OBJECTIVE
For each line in the data below that holds "згідно", return a copy.

DATASET EXCERPTS
+===+

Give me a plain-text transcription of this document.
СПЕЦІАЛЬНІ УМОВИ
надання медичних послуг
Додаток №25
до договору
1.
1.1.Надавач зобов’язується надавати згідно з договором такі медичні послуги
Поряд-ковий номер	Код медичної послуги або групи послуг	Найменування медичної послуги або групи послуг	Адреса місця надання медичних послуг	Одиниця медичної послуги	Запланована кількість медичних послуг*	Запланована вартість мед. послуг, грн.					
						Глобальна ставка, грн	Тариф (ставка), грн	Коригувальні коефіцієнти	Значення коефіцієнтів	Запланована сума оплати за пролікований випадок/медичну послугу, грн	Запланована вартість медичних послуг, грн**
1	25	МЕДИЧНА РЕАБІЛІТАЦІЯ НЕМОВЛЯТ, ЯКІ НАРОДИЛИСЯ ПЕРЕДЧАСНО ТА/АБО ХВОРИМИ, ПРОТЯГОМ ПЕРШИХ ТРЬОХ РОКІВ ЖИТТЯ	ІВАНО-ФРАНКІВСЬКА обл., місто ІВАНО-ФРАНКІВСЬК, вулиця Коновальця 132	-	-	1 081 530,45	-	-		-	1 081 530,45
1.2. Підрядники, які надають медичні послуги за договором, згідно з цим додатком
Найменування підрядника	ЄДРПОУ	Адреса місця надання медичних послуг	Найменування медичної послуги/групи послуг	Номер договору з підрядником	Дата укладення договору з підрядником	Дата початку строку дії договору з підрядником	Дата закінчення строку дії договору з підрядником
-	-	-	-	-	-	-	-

+===+

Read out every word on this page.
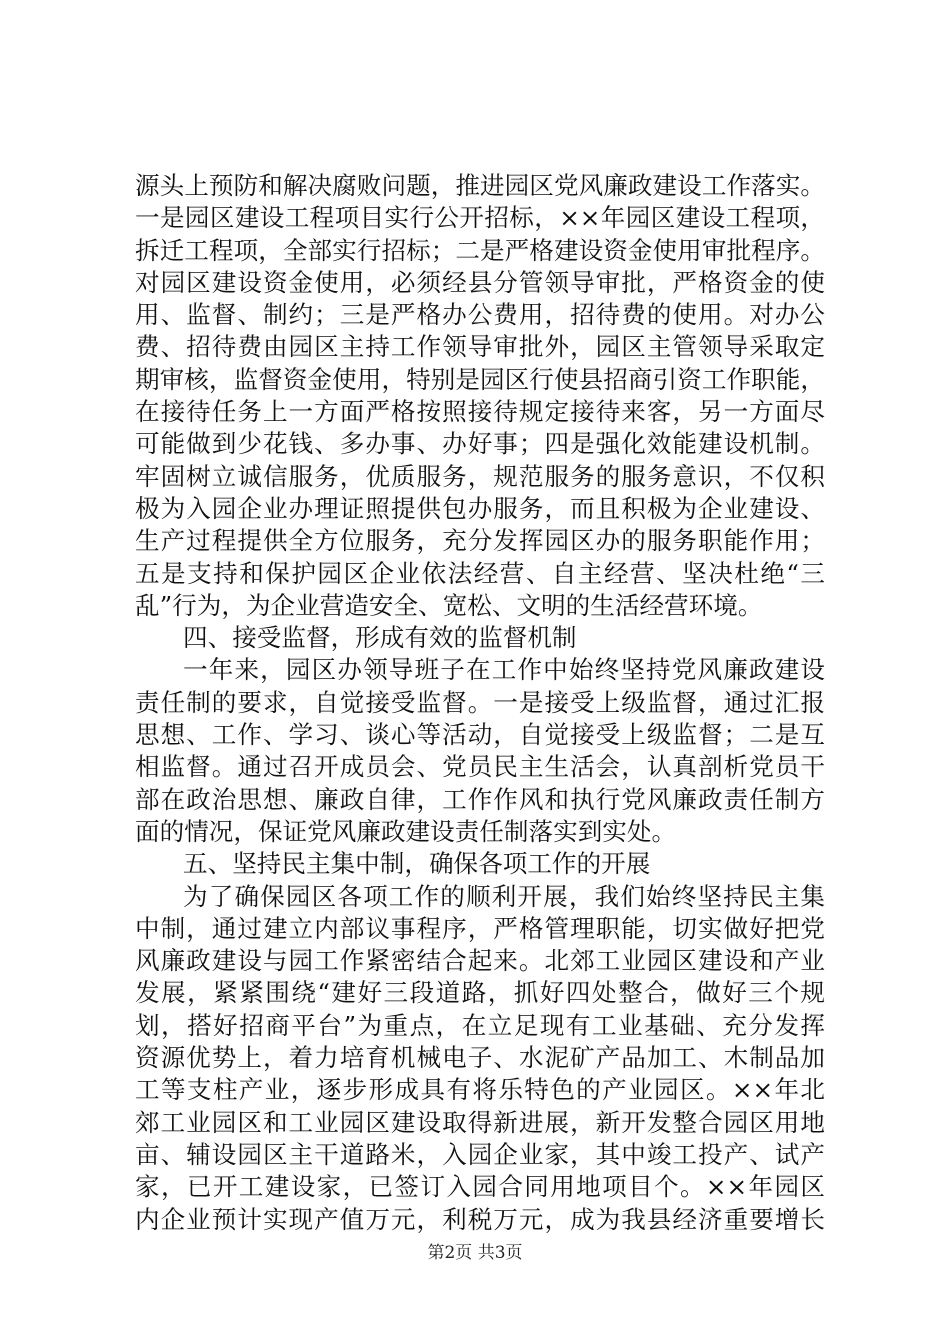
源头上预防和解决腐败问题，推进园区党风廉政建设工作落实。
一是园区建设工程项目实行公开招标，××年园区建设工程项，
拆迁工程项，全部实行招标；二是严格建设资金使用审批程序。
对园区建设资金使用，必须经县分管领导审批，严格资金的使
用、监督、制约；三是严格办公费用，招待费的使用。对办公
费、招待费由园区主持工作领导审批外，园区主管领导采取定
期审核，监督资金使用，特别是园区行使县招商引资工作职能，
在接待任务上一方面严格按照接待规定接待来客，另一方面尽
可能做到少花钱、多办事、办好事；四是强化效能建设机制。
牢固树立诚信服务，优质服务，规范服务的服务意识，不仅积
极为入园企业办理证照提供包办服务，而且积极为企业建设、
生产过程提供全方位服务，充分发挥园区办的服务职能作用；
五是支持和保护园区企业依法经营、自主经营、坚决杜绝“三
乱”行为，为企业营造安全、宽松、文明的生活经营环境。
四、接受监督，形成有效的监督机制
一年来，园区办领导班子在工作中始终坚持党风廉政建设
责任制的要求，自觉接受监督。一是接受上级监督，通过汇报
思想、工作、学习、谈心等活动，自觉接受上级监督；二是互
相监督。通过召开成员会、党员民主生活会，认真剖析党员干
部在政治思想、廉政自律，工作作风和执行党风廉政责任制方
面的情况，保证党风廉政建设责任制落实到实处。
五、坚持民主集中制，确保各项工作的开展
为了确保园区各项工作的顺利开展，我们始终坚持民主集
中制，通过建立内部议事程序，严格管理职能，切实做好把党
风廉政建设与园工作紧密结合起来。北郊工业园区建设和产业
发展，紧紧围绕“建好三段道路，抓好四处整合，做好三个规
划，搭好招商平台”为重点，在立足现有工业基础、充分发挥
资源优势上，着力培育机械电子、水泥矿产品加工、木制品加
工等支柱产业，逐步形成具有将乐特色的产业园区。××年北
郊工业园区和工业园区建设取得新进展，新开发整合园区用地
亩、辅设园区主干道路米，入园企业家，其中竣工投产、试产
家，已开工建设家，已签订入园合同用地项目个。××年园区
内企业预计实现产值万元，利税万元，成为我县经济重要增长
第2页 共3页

+===+

RESULT FOR THIS EXERCISE
1.1.Надавач зобов’язується надавати згідно з договором такі медичні послуги
1.2. Підрядники, які надають медичні послуги за договором, згідно з цим додатком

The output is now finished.